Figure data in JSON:
(begin)

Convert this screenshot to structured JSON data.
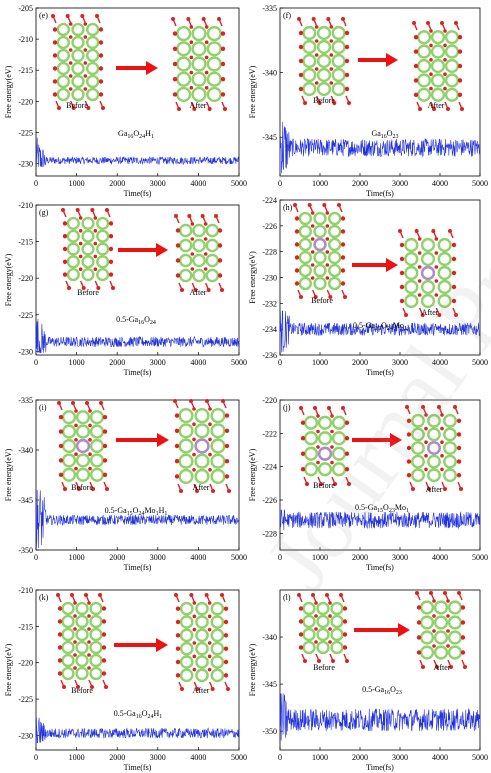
{
  "figure": {
    "watermark": "Journal Pre-proof"
  },
  "chart_data": [
    {
      "type": "line",
      "panel": "(e)",
      "series_label": "Ga16O24H1",
      "title_parts": [
        [
          "Ga",
          ""
        ],
        [
          "16",
          "sub"
        ],
        [
          "O",
          ""
        ],
        [
          "24",
          "sub"
        ],
        [
          "H",
          ""
        ],
        [
          "1",
          "sub"
        ]
      ],
      "ylabel": "Free energy(eV)",
      "xlabel": "Time(fs)",
      "xlim": [
        0,
        5000
      ],
      "ylim": [
        -232,
        -205
      ],
      "yticks": [
        -205,
        -210,
        -215,
        -220,
        -225,
        -230
      ],
      "xticks": [
        0,
        1000,
        2000,
        3000,
        4000,
        5000
      ],
      "baseline": -229.5,
      "amplitude": 0.6,
      "initial_min": -230.5,
      "initial_max": -225.5,
      "before_label": "Before",
      "after_label": "After"
    },
    {
      "type": "line",
      "panel": "(f)",
      "series_label": "Ga16O23",
      "title_parts": [
        [
          "Ga",
          ""
        ],
        [
          "16",
          "sub"
        ],
        [
          "O",
          ""
        ],
        [
          "23",
          "sub"
        ]
      ],
      "ylabel": "Free energy(eV)",
      "xlabel": "Time(fs)",
      "xlim": [
        0,
        5000
      ],
      "ylim": [
        -348,
        -335
      ],
      "yticks": [
        -335,
        -340,
        -345
      ],
      "xticks": [
        0,
        1000,
        2000,
        3000,
        4000,
        5000
      ],
      "baseline": -345.8,
      "amplitude": 0.7,
      "initial_min": -347.8,
      "initial_max": -343.5,
      "before_label": "Before",
      "after_label": "After"
    },
    {
      "type": "line",
      "panel": "(g)",
      "series_label": "0.5-Ga16O24",
      "title_parts": [
        [
          "0.5-Ga",
          ""
        ],
        [
          "16",
          "sub"
        ],
        [
          "O",
          ""
        ],
        [
          "24",
          "sub"
        ]
      ],
      "ylabel": "Free energy(eV)",
      "xlabel": "Time(fs)",
      "xlim": [
        0,
        5000
      ],
      "ylim": [
        -230.5,
        -210
      ],
      "yticks": [
        -210,
        -215,
        -220,
        -225,
        -230
      ],
      "xticks": [
        0,
        1000,
        2000,
        3000,
        4000,
        5000
      ],
      "baseline": -228.7,
      "amplitude": 0.7,
      "initial_min": -230.2,
      "initial_max": -225.0,
      "before_label": "Before",
      "after_label": "After"
    },
    {
      "type": "line",
      "panel": "(h)",
      "series_label": "0.5-Ga15O24Mo1",
      "title_parts": [
        [
          "0.5-Ga",
          ""
        ],
        [
          "15",
          "sub"
        ],
        [
          "O",
          ""
        ],
        [
          "24",
          "sub"
        ],
        [
          "Mo",
          ""
        ],
        [
          "1",
          "sub"
        ]
      ],
      "ylabel": "Free energy(eV)",
      "xlabel": "Time(fs)",
      "xlim": [
        0,
        5000
      ],
      "ylim": [
        -236,
        -224
      ],
      "yticks": [
        -224,
        -226,
        -228,
        -230,
        -232,
        -234,
        -236
      ],
      "xticks": [
        0,
        1000,
        2000,
        3000,
        4000,
        5000
      ],
      "baseline": -234.0,
      "amplitude": 0.5,
      "initial_min": -235.8,
      "initial_max": -232.6,
      "before_label": "Before",
      "after_label": "After"
    },
    {
      "type": "line",
      "panel": "(i)",
      "series_label": "0.5-Ga15O24Mo1H1",
      "title_parts": [
        [
          "0.5-Ga",
          ""
        ],
        [
          "15",
          "sub"
        ],
        [
          "O",
          ""
        ],
        [
          "24",
          "sub"
        ],
        [
          "Mo",
          ""
        ],
        [
          "1",
          "sub"
        ],
        [
          "H",
          ""
        ],
        [
          "1",
          "sub"
        ]
      ],
      "ylabel": "Free energy(eV)",
      "xlabel": "Time(fs)",
      "xlim": [
        0,
        5000
      ],
      "ylim": [
        -350,
        -335
      ],
      "yticks": [
        -335,
        -340,
        -345,
        -350
      ],
      "xticks": [
        0,
        1000,
        2000,
        3000,
        4000,
        5000
      ],
      "baseline": -347.0,
      "amplitude": 0.5,
      "initial_min": -349.8,
      "initial_max": -344.0,
      "before_label": "Before",
      "after_label": "After"
    },
    {
      "type": "line",
      "panel": "(j)",
      "series_label": "0.5-Ga15O23Mo1",
      "title_parts": [
        [
          "0.5-Ga",
          ""
        ],
        [
          "15",
          "sub"
        ],
        [
          "O",
          ""
        ],
        [
          "23",
          "sub"
        ],
        [
          "Mo",
          ""
        ],
        [
          "1",
          "sub"
        ]
      ],
      "ylabel": "Free energy(eV)",
      "xlabel": "Time(fs)",
      "xlim": [
        0,
        5000
      ],
      "ylim": [
        -229,
        -220
      ],
      "yticks": [
        -220,
        -222,
        -224,
        -226,
        -228
      ],
      "xticks": [
        0,
        1000,
        2000,
        3000,
        4000,
        5000
      ],
      "baseline": -227.2,
      "amplitude": 0.5,
      "initial_min": -227.8,
      "initial_max": -226.6,
      "before_label": "Before",
      "after_label": "After"
    },
    {
      "type": "line",
      "panel": "(k)",
      "series_label": "0.5-Ga16O24H1",
      "title_parts": [
        [
          "0.5-Ga",
          ""
        ],
        [
          "16",
          "sub"
        ],
        [
          "O",
          ""
        ],
        [
          "24",
          "sub"
        ],
        [
          "H",
          ""
        ],
        [
          "1",
          "sub"
        ]
      ],
      "ylabel": "Free energy(eV)",
      "xlabel": "Time(fs)",
      "xlim": [
        0,
        5000
      ],
      "ylim": [
        -232,
        -210
      ],
      "yticks": [
        -210,
        -215,
        -220,
        -225,
        -230
      ],
      "xticks": [
        0,
        1000,
        2000,
        3000,
        4000,
        5000
      ],
      "baseline": -229.7,
      "amplitude": 0.7,
      "initial_min": -231.0,
      "initial_max": -227.5,
      "before_label": "Before",
      "after_label": "After"
    },
    {
      "type": "line",
      "panel": "(l)",
      "series_label": "0.5-Ga16O23",
      "title_parts": [
        [
          "0.5-Ga",
          ""
        ],
        [
          "16",
          "sub"
        ],
        [
          "O",
          ""
        ],
        [
          "23",
          "sub"
        ]
      ],
      "ylabel": "Free energy(eV)",
      "xlabel": "Time(fs)",
      "xlim": [
        0,
        5000
      ],
      "ylim": [
        -352,
        -335
      ],
      "yticks": [
        -340,
        -345,
        -350
      ],
      "xticks": [
        0,
        1000,
        2000,
        3000,
        4000,
        5000
      ],
      "baseline": -348.8,
      "amplitude": 1.2,
      "initial_min": -351.0,
      "initial_max": -346.0,
      "before_label": "Before",
      "after_label": "After"
    }
  ],
  "colors": {
    "line": "#2233dd",
    "arrow": "#ee1111",
    "ga_atom": "#8fd16a",
    "o_atom": "#dd2222",
    "mo_atom": "#b388cc",
    "h_atom": "#f2f2f2"
  }
}
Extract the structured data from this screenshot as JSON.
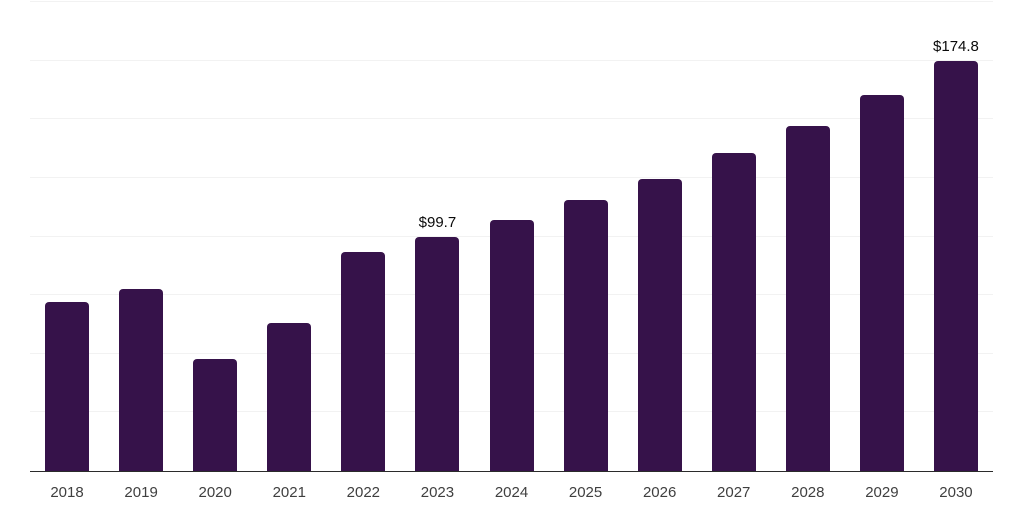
{
  "chart_data": {
    "type": "bar",
    "title": "",
    "xlabel": "",
    "ylabel": "",
    "categories": [
      "2018",
      "2019",
      "2020",
      "2021",
      "2022",
      "2023",
      "2024",
      "2025",
      "2026",
      "2027",
      "2028",
      "2029",
      "2030"
    ],
    "values": [
      72.0,
      77.6,
      47.7,
      63.0,
      93.3,
      99.7,
      107.2,
      115.5,
      124.7,
      135.5,
      147.0,
      160.3,
      174.8
    ],
    "data_labels": [
      "",
      "",
      "",
      "",
      "",
      "$99.7",
      "",
      "",
      "",
      "",
      "",
      "",
      "$174.8"
    ],
    "ylim": [
      0,
      200
    ],
    "grid_step": 25,
    "grid": true,
    "legend": false,
    "y_tick_labels_visible": false
  },
  "style": {
    "bar": "#36124A",
    "grid": "#F2F2F2",
    "axis": "#2B2B2B",
    "tick_label": "#3F3F3F",
    "value_label": "#0A0A0A",
    "background": "#FFFFFF"
  }
}
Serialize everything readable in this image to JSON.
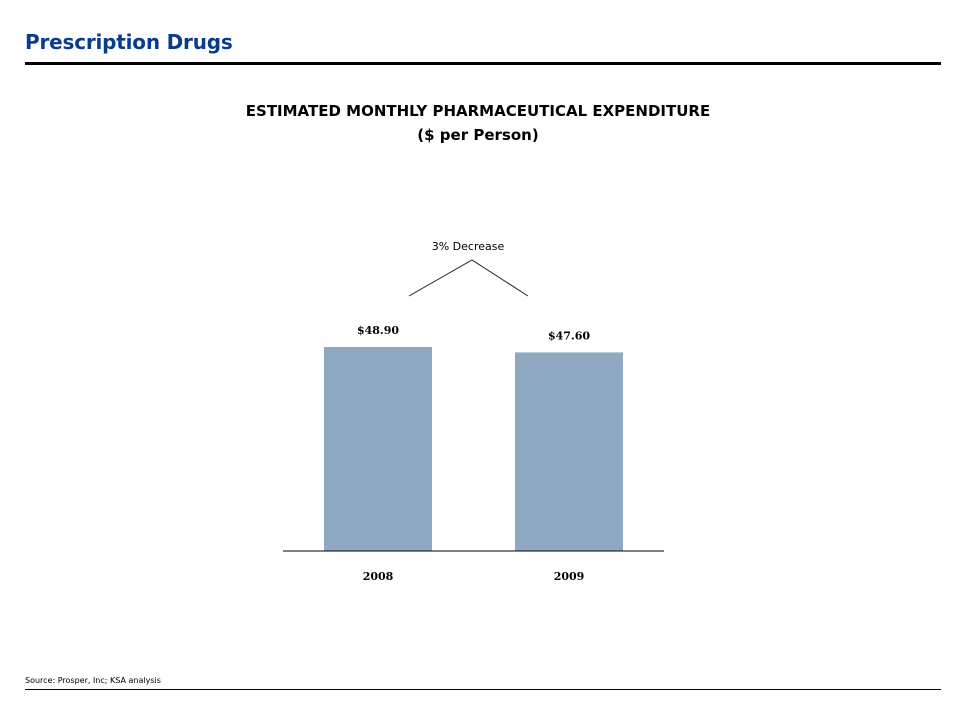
{
  "header": {
    "title": "Prescription Drugs"
  },
  "chart_data": {
    "type": "bar",
    "title": "ESTIMATED MONTHLY PHARMACEUTICAL EXPENDITURE",
    "subtitle": "($ per Person)",
    "categories": [
      "2008",
      "2009"
    ],
    "values": [
      48.9,
      47.6
    ],
    "value_labels": [
      "$48.90",
      "$47.60"
    ],
    "bar_color": "#8ea9c1",
    "annotation": "3% Decrease",
    "xlabel": "",
    "ylabel": "",
    "ylim": [
      0,
      50
    ],
    "grid": false
  },
  "footer": {
    "source": "Source: Prosper, Inc; KSA analysis"
  }
}
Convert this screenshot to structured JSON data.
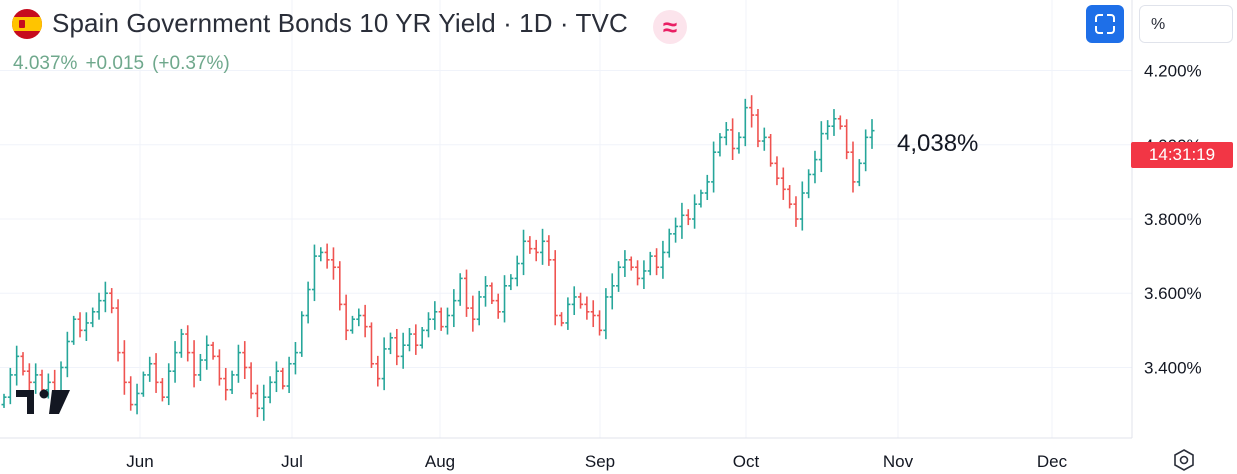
{
  "header": {
    "title": "Spain Government Bonds 10 YR Yield · 1D · TVC",
    "last": "4.037%",
    "change": "+0.015",
    "change_pct": "(+0.37%)"
  },
  "toolbar": {
    "percent_label": "%"
  },
  "annotation": "4,038%",
  "price_scale_label": "14:31:19",
  "colors": {
    "up": "#26a69a",
    "down": "#ef5350",
    "grid": "#f0f3fa",
    "axis_text": "#131722",
    "time_label": "#f23645",
    "accent": "#2962ff"
  },
  "icons": [
    "spain-flag-icon",
    "approx-icon",
    "fullscreen-icon",
    "tradingview-logo-icon",
    "settings-icon"
  ],
  "chart_data": {
    "type": "ohlc",
    "title": "Spain Government Bonds 10 YR Yield",
    "interval": "1D",
    "source": "TVC",
    "y_unit": "%",
    "y_ticks": [
      3.4,
      3.6,
      3.8,
      4.0,
      4.2
    ],
    "y_tick_labels": [
      "3.400%",
      "3.600%",
      "3.800%",
      "4.000%",
      "4.200%"
    ],
    "ylim": [
      3.21,
      4.39
    ],
    "x_months": [
      "Jun",
      "Jul",
      "Aug",
      "Sep",
      "Oct",
      "Nov",
      "Dec"
    ],
    "grid": true,
    "series_daily_close": [
      3.32,
      3.38,
      3.43,
      3.39,
      3.36,
      3.38,
      3.34,
      3.36,
      3.31,
      3.4,
      3.47,
      3.53,
      3.5,
      3.52,
      3.55,
      3.58,
      3.6,
      3.56,
      3.44,
      3.36,
      3.3,
      3.33,
      3.38,
      3.41,
      3.36,
      3.32,
      3.39,
      3.44,
      3.49,
      3.44,
      3.38,
      3.42,
      3.46,
      3.43,
      3.37,
      3.34,
      3.38,
      3.44,
      3.4,
      3.33,
      3.29,
      3.32,
      3.36,
      3.39,
      3.35,
      3.41,
      3.44,
      3.54,
      3.61,
      3.7,
      3.71,
      3.69,
      3.67,
      3.57,
      3.5,
      3.53,
      3.54,
      3.51,
      3.41,
      3.37,
      3.45,
      3.48,
      3.43,
      3.46,
      3.49,
      3.46,
      3.5,
      3.53,
      3.55,
      3.51,
      3.54,
      3.58,
      3.64,
      3.56,
      3.53,
      3.59,
      3.62,
      3.58,
      3.55,
      3.62,
      3.64,
      3.68,
      3.74,
      3.72,
      3.71,
      3.74,
      3.69,
      3.54,
      3.52,
      3.57,
      3.59,
      3.57,
      3.55,
      3.54,
      3.5,
      3.59,
      3.62,
      3.67,
      3.69,
      3.67,
      3.64,
      3.66,
      3.7,
      3.67,
      3.71,
      3.76,
      3.78,
      3.81,
      3.8,
      3.84,
      3.87,
      3.9,
      3.98,
      4.02,
      4.04,
      3.99,
      4.02,
      4.1,
      4.08,
      4.01,
      4.02,
      3.95,
      3.91,
      3.88,
      3.84,
      3.8,
      3.87,
      3.92,
      3.96,
      4.03,
      4.05,
      4.07,
      4.05,
      3.98,
      3.9,
      3.95,
      4.02,
      4.038
    ]
  }
}
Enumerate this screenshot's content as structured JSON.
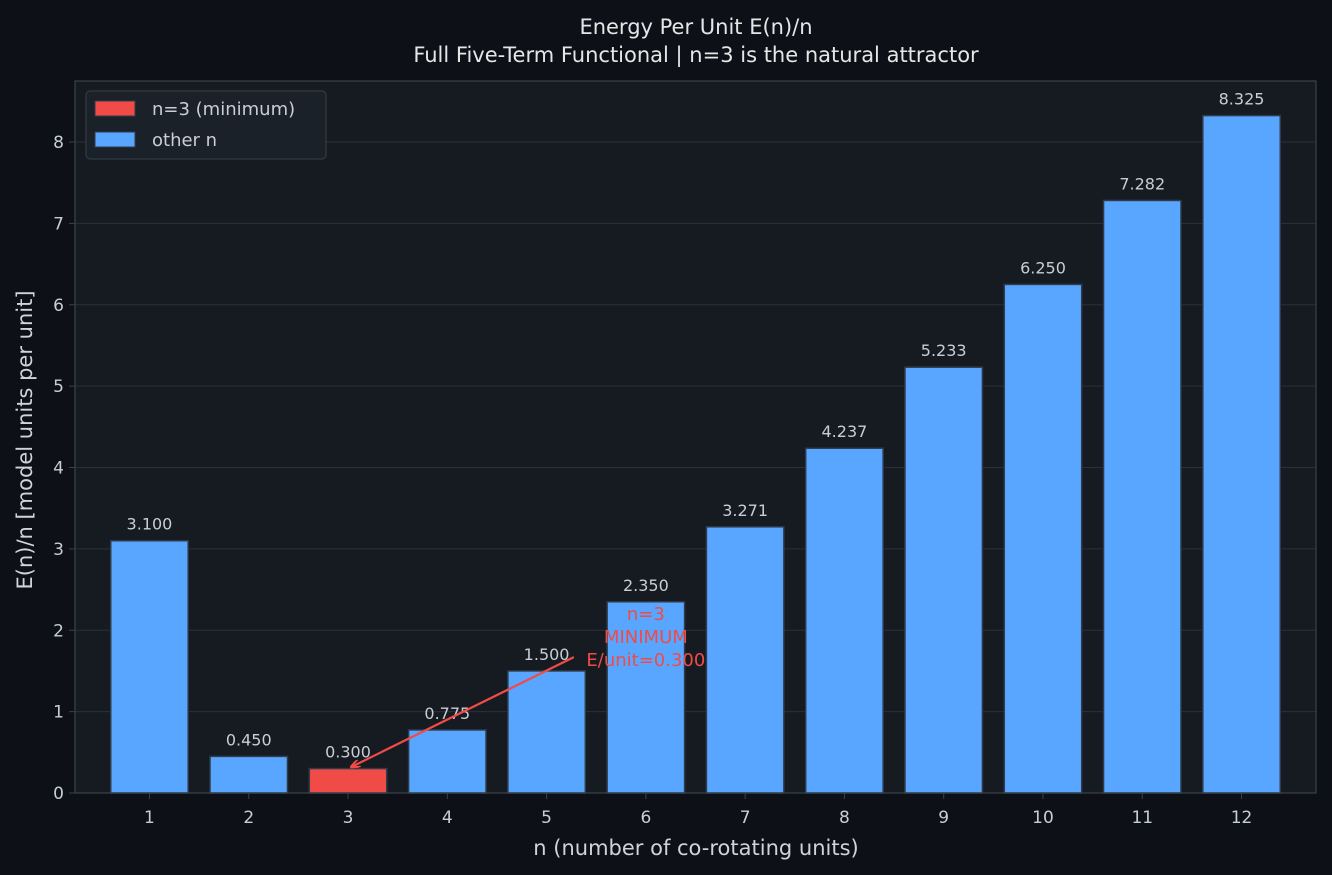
{
  "chart_data": {
    "type": "bar",
    "title": "Energy Per Unit E(n)/n",
    "subtitle": "Full Five-Term Functional  |  n=3 is the natural attractor",
    "xlabel": "n  (number of co-rotating units)",
    "ylabel": "E(n)/n  [model units per unit]",
    "categories": [
      "1",
      "2",
      "3",
      "4",
      "5",
      "6",
      "7",
      "8",
      "9",
      "10",
      "11",
      "12"
    ],
    "values": [
      3.1,
      0.45,
      0.3,
      0.775,
      1.5,
      2.35,
      3.271,
      4.237,
      5.233,
      6.25,
      7.282,
      8.325
    ],
    "value_labels": [
      "3.100",
      "0.450",
      "0.300",
      "0.775",
      "1.500",
      "2.350",
      "3.271",
      "4.237",
      "5.233",
      "6.250",
      "7.282",
      "8.325"
    ],
    "highlight_index": 2,
    "ylim": [
      0,
      8.75
    ],
    "yticks": [
      "0",
      "1",
      "2",
      "3",
      "4",
      "5",
      "6",
      "7",
      "8"
    ],
    "grid": "horizontal",
    "legend_position": "top-left",
    "legend": [
      {
        "label": "n=3 (minimum)",
        "color": "#f04b47"
      },
      {
        "label": "other n",
        "color": "#58a6ff"
      }
    ],
    "annotation": {
      "lines": [
        "n=3",
        "MINIMUM",
        "E/unit=0.300"
      ],
      "target_category": "3",
      "target_value": 0.3,
      "text_x_value": 6,
      "text_y_value": 2.35,
      "color": "#f04b47"
    },
    "colors": {
      "background": "#0d1117",
      "plot_background": "#161b22",
      "bar": "#58a6ff",
      "highlight": "#f04b47",
      "bar_edge": "#2f3b4a",
      "grid": "#2a313b",
      "spine": "#3a414b"
    }
  }
}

(end)

Given instruction:
Extract from the material all lines containing the string "structured".

Full solution:
Convert this screenshot to structured JSON data.
Extract the structured data from this screenshot as JSON.
Convert this screenshot to structured JSON data.
Enumerate this screenshot's content as structured JSON.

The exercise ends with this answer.